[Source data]
--------
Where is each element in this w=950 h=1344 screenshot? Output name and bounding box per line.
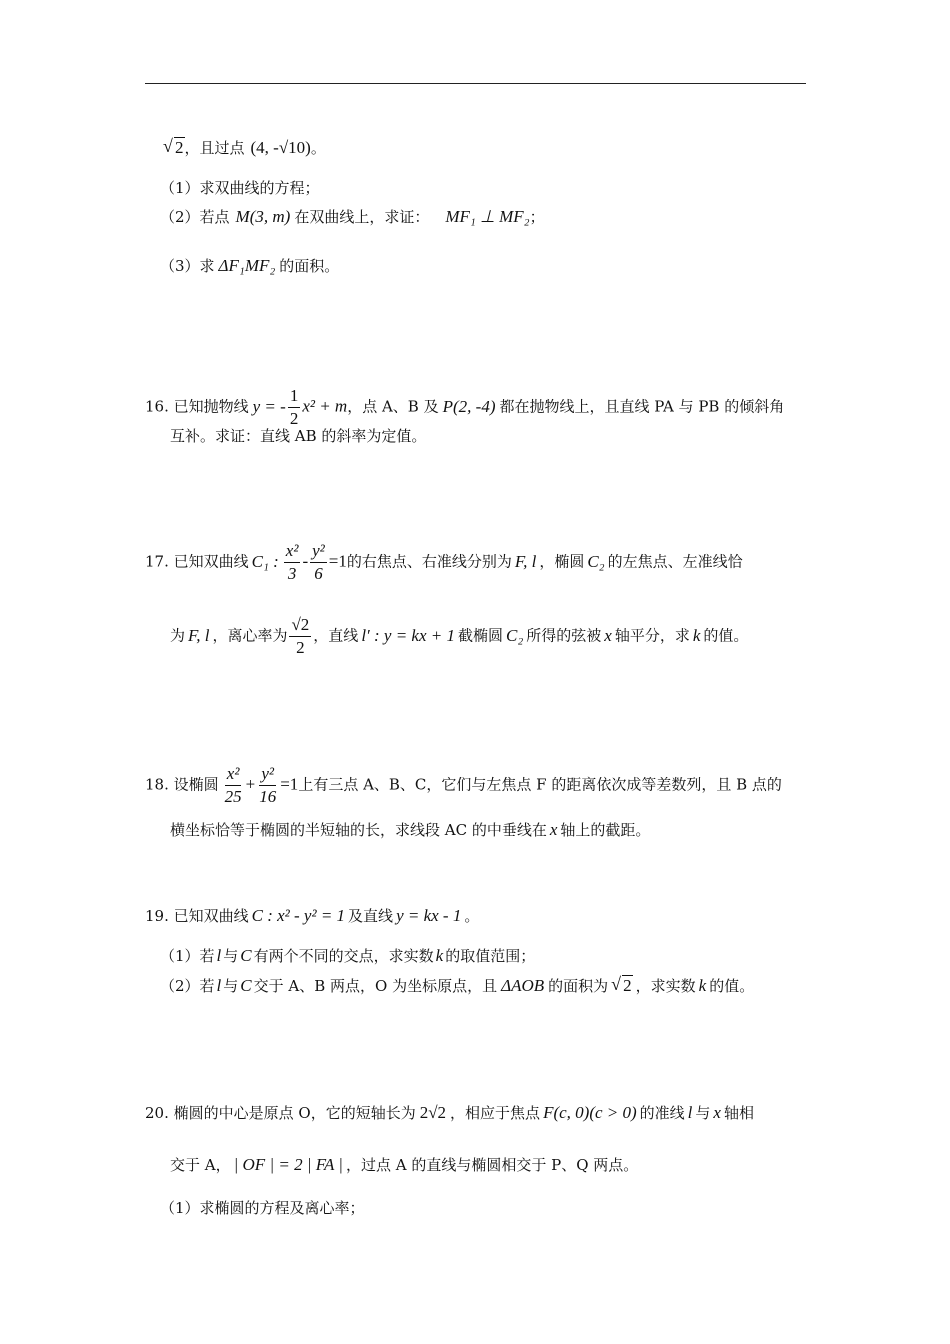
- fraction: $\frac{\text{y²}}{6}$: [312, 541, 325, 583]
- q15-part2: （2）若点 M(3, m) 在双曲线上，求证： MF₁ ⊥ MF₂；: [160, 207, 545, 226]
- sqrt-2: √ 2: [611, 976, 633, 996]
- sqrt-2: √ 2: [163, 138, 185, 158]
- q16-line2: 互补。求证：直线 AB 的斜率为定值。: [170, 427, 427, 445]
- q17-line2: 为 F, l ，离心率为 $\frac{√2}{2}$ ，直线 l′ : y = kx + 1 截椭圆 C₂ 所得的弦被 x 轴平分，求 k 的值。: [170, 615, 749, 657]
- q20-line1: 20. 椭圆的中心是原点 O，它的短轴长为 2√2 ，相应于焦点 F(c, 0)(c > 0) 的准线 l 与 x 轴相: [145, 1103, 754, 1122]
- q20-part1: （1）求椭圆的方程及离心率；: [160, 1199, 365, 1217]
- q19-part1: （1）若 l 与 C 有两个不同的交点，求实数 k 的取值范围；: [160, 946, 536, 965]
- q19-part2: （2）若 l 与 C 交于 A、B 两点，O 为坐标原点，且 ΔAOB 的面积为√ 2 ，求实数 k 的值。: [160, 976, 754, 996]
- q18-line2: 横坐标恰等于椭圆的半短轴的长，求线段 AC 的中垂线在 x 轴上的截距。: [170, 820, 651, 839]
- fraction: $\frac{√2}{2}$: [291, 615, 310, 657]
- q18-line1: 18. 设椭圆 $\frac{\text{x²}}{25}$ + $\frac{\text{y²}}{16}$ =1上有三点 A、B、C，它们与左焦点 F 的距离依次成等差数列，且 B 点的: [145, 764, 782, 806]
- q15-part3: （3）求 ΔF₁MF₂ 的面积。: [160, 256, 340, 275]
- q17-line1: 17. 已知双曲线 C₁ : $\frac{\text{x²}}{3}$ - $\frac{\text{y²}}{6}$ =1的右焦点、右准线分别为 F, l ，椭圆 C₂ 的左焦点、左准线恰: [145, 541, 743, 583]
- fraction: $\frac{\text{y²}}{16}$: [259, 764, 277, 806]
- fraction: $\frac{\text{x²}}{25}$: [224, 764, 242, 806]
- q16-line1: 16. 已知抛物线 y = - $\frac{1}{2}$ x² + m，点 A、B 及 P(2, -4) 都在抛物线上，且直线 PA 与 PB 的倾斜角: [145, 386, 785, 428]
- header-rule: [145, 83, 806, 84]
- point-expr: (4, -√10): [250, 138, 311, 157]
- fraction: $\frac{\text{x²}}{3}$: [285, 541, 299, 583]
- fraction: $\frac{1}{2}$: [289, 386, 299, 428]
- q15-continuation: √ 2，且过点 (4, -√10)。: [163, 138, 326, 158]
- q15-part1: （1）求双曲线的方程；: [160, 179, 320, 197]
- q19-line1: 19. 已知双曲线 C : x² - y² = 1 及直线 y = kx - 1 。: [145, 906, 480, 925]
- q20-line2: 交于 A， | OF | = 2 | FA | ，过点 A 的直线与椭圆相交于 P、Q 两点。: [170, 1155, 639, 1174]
--------
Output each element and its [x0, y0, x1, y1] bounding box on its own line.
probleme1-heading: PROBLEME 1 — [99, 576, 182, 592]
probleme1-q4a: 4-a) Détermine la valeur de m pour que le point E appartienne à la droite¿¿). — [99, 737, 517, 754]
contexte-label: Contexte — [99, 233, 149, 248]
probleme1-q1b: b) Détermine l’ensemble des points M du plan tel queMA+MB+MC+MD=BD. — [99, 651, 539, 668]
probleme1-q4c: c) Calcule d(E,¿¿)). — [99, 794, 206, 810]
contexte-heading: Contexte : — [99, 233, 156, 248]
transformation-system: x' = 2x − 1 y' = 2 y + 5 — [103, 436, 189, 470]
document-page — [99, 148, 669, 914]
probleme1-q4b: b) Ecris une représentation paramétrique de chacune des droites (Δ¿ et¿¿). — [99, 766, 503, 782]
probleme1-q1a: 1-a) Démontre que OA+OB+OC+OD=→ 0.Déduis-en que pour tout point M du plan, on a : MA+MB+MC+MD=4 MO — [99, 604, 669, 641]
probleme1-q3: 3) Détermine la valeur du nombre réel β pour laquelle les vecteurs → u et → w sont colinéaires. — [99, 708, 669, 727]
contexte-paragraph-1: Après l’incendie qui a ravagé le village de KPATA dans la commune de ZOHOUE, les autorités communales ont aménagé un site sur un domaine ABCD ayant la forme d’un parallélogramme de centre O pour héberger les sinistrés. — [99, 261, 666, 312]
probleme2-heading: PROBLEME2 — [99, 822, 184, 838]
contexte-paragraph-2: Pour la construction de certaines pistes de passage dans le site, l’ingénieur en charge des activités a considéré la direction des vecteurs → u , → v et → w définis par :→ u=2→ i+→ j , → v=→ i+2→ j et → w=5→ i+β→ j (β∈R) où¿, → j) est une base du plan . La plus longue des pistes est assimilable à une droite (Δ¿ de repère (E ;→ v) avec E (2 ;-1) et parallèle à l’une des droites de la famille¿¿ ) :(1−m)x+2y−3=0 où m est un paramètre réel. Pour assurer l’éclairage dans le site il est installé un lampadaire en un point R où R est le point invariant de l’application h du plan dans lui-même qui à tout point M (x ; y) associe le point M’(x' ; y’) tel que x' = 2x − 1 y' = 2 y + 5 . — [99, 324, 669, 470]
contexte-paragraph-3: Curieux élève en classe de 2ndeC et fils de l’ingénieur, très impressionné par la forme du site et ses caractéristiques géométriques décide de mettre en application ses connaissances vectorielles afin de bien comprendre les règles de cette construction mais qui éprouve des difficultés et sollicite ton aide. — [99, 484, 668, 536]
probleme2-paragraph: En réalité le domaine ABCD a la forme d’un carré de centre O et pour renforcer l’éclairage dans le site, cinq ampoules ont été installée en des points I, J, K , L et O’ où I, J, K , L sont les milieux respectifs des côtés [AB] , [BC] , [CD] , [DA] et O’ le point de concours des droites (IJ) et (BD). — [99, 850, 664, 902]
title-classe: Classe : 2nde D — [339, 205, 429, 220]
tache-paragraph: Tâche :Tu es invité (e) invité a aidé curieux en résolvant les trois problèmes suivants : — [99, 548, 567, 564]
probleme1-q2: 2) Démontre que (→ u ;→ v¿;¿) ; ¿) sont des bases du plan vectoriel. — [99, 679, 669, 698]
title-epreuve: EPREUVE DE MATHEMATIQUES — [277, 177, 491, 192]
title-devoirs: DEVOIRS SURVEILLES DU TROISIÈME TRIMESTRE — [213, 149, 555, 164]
--------
[WHAT THE TASK ASKS] Copy the lines from the items above, from the line with "Output each element" up to and including the line with "probleme1-q3: 3) Détermine".

[RESPONSE]
Output each element and its [x0, y0, x1, y1] bounding box on its own line.
probleme1-heading: PROBLEME 1 — [99, 576, 182, 592]
probleme1-q4a: 4-a) Détermine la valeur de m pour que le point E appartienne à la droite¿¿). — [99, 737, 517, 754]
contexte-label: Contexte — [99, 233, 149, 248]
probleme1-q1b: b) Détermine l’ensemble des points M du plan tel queMA+MB+MC+MD=BD. — [99, 651, 539, 668]
probleme1-q4c: c) Calcule d(E,¿¿)). — [99, 794, 206, 810]
contexte-heading: Contexte : — [99, 233, 156, 248]
transformation-system: x' = 2x − 1 y' = 2 y + 5 — [103, 436, 189, 470]
document-page — [99, 148, 669, 914]
probleme1-q4b: b) Ecris une représentation paramétrique de chacune des droites (Δ¿ et¿¿). — [99, 766, 503, 782]
probleme1-q1a: 1-a) Démontre que OA+OB+OC+OD=→ 0.Déduis-en que pour tout point M du plan, on a : MA+MB+MC+MD=4 MO — [99, 604, 669, 641]
probleme1-q3: 3) Détermine la valeur du nombre réel β pour laquelle les vecteurs → u et → w sont colinéaires. — [99, 708, 669, 727]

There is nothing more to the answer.